Start LISTING

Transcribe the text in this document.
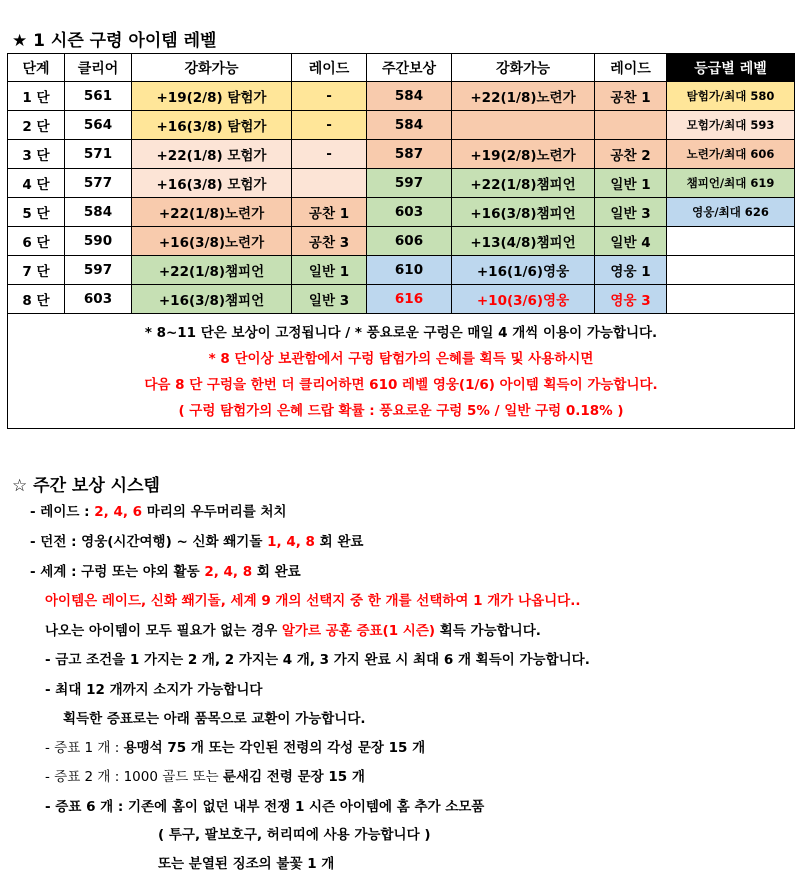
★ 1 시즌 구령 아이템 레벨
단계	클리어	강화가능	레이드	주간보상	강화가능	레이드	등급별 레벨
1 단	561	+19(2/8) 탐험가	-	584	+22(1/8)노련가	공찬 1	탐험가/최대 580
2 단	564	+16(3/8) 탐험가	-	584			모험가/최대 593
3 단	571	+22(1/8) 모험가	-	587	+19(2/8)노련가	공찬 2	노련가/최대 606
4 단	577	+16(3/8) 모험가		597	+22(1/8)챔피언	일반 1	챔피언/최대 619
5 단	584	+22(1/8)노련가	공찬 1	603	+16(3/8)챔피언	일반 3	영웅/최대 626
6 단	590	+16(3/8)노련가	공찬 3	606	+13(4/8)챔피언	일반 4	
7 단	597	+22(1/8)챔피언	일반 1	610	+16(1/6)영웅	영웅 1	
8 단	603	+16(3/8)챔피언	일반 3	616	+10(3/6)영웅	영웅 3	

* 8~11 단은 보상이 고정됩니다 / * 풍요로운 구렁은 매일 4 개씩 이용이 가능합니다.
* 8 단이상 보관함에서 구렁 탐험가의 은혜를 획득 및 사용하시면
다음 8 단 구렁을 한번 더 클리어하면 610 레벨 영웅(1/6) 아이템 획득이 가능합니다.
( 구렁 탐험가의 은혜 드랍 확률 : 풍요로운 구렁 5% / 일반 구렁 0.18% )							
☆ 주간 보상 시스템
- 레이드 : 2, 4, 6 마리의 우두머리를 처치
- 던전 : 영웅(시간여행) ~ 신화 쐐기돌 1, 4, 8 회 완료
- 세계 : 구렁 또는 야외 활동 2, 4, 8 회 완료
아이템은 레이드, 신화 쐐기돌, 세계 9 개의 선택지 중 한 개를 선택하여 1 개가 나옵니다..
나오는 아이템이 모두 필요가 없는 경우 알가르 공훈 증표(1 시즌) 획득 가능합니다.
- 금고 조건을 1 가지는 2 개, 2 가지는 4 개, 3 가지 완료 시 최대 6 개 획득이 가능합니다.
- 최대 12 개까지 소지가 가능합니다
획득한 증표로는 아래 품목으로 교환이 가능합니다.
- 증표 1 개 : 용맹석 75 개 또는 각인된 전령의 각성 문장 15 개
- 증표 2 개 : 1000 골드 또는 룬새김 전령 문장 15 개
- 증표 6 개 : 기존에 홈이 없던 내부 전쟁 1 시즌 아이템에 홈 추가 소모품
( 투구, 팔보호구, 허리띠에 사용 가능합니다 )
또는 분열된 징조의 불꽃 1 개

End LISTING

* [WHAT TO PRODUCE]:
Set down all the entries exactly as they appear, but skip any pictures.

* [TASK OUTPUT]:
Transcribe the text in this document.
★ 1 시즌 구령 아이템 레벨
단계	클리어	강화가능	레이드	주간보상	강화가능	레이드	등급별 레벨
1 단	561	+19(2/8) 탐험가	-	584	+22(1/8)노련가	공찬 1	탐험가/최대 580
2 단	564	+16(3/8) 탐험가	-	584			모험가/최대 593
3 단	571	+22(1/8) 모험가	-	587	+19(2/8)노련가	공찬 2	노련가/최대 606
4 단	577	+16(3/8) 모험가		597	+22(1/8)챔피언	일반 1	챔피언/최대 619
5 단	584	+22(1/8)노련가	공찬 1	603	+16(3/8)챔피언	일반 3	영웅/최대 626
6 단	590	+16(3/8)노련가	공찬 3	606	+13(4/8)챔피언	일반 4	
7 단	597	+22(1/8)챔피언	일반 1	610	+16(1/6)영웅	영웅 1	
8 단	603	+16(3/8)챔피언	일반 3	616	+10(3/6)영웅	영웅 3	

* 8~11 단은 보상이 고정됩니다 / * 풍요로운 구렁은 매일 4 개씩 이용이 가능합니다.
* 8 단이상 보관함에서 구렁 탐험가의 은혜를 획득 및 사용하시면
다음 8 단 구렁을 한번 더 클리어하면 610 레벨 영웅(1/6) 아이템 획득이 가능합니다.
( 구렁 탐험가의 은혜 드랍 확률 : 풍요로운 구렁 5% / 일반 구렁 0.18% )							
☆ 주간 보상 시스템
- 레이드 : 2, 4, 6 마리의 우두머리를 처치
- 던전 : 영웅(시간여행) ~ 신화 쐐기돌 1, 4, 8 회 완료
- 세계 : 구렁 또는 야외 활동 2, 4, 8 회 완료
아이템은 레이드, 신화 쐐기돌, 세계 9 개의 선택지 중 한 개를 선택하여 1 개가 나옵니다..
나오는 아이템이 모두 필요가 없는 경우 알가르 공훈 증표(1 시즌) 획득 가능합니다.
- 금고 조건을 1 가지는 2 개, 2 가지는 4 개, 3 가지 완료 시 최대 6 개 획득이 가능합니다.
- 최대 12 개까지 소지가 가능합니다
획득한 증표로는 아래 품목으로 교환이 가능합니다.
- 증표 1 개 : 용맹석 75 개 또는 각인된 전령의 각성 문장 15 개
- 증표 2 개 : 1000 골드 또는 룬새김 전령 문장 15 개
- 증표 6 개 : 기존에 홈이 없던 내부 전쟁 1 시즌 아이템에 홈 추가 소모품
( 투구, 팔보호구, 허리띠에 사용 가능합니다 )
또는 분열된 징조의 불꽃 1 개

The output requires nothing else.